(EXERCISE OBJECTIVE) Your reply should contain every record, restated word for word.

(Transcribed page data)
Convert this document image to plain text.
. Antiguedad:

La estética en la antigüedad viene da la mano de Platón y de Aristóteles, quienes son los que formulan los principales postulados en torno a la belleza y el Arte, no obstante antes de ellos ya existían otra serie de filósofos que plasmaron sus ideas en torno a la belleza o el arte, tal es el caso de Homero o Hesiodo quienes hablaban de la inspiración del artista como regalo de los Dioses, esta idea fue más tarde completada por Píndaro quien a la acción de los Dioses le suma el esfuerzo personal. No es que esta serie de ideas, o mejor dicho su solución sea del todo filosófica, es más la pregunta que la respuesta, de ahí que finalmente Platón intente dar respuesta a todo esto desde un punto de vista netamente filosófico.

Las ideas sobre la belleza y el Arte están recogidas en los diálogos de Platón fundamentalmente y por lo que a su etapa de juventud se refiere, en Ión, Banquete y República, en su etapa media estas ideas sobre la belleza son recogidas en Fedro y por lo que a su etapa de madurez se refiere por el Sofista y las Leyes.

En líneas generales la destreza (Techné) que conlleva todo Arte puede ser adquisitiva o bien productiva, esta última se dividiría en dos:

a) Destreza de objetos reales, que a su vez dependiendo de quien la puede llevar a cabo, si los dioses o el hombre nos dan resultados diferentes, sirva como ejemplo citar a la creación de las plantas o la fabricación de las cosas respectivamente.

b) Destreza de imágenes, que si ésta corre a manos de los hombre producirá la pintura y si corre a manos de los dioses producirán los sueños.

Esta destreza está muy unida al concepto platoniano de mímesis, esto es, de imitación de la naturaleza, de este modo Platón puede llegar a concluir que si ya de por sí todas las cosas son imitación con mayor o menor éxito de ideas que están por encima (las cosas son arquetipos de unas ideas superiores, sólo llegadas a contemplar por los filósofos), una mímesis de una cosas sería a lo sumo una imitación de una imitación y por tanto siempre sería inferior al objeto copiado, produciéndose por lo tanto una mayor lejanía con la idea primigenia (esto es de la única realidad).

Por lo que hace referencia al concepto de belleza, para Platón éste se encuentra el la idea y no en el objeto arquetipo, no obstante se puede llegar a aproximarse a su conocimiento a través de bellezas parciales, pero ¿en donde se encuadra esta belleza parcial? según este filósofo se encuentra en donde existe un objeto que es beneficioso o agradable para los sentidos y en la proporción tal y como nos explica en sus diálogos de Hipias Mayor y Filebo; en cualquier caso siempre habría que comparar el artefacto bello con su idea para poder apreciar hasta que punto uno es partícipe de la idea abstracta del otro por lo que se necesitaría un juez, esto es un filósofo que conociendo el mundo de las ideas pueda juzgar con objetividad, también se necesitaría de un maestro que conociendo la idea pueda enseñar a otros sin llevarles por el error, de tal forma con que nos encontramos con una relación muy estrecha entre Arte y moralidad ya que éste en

(TASK RESULT)
Convert this document image to plain text.
. Antiguedad:

La estética en la antigüedad viene da la mano de Platón y de Aristóteles, quienes son los que formulan los principales postulados en torno a la belleza y el Arte, no obstante antes de ellos ya existían otra serie de filósofos que plasmaron sus ideas en torno a la belleza o el arte, tal es el caso de Homero o Hesiodo quienes hablaban de la inspiración del artista como regalo de los Dioses, esta idea fue más tarde completada por Píndaro quien a la acción de los Dioses le suma el esfuerzo personal. No es que esta serie de ideas, o mejor dicho su solución sea del todo filosófica, es más la pregunta que la respuesta, de ahí que finalmente Platón intente dar respuesta a todo esto desde un punto de vista netamente filosófico.

Las ideas sobre la belleza y el Arte están recogidas en los diálogos de Platón fundamentalmente y por lo que a su etapa de juventud se refiere, en Ión, Banquete y República, en su etapa media estas ideas sobre la belleza son recogidas en Fedro y por lo que a su etapa de madurez se refiere por el Sofista y las Leyes.

En líneas generales la destreza (Techné) que conlleva todo Arte puede ser adquisitiva o bien productiva, esta última se dividiría en dos:

a) Destreza de objetos reales, que a su vez dependiendo de quien la puede llevar a cabo, si los dioses o el hombre nos dan resultados diferentes, sirva como ejemplo citar a la creación de las plantas o la fabricación de las cosas respectivamente.

b) Destreza de imágenes, que si ésta corre a manos de los hombre producirá la pintura y si corre a manos de los dioses producirán los sueños.

Esta destreza está muy unida al concepto platoniano de mímesis, esto es, de imitación de la naturaleza, de este modo Platón puede llegar a concluir que si ya de por sí todas las cosas son imitación con mayor o menor éxito de ideas que están por encima (las cosas son arquetipos de unas ideas superiores, sólo llegadas a contemplar por los filósofos), una mímesis de una cosas sería a lo sumo una imitación de una imitación y por tanto siempre sería inferior al objeto copiado, produciéndose por lo tanto una mayor lejanía con la idea primigenia (esto es de la única realidad).

Por lo que hace referencia al concepto de belleza, para Platón éste se encuentra el la idea y no en el objeto arquetipo, no obstante se puede llegar a aproximarse a su conocimiento a través de bellezas parciales, pero ¿en donde se encuadra esta belleza parcial? según este filósofo se encuentra en donde existe un objeto que es beneficioso o agradable para los sentidos y en la proporción tal y como nos explica en sus diálogos de Hipias Mayor y Filebo; en cualquier caso siempre habría que comparar el artefacto bello con su idea para poder apreciar hasta que punto uno es partícipe de la idea abstracta del otro por lo que se necesitaría un juez, esto es un filósofo que conociendo el mundo de las ideas pueda juzgar con objetividad, también se necesitaría de un maestro que conociendo la idea pueda enseñar a otros sin llevarles por el error, de tal forma con que nos encontramos con una relación muy estrecha entre Arte y moralidad ya que éste en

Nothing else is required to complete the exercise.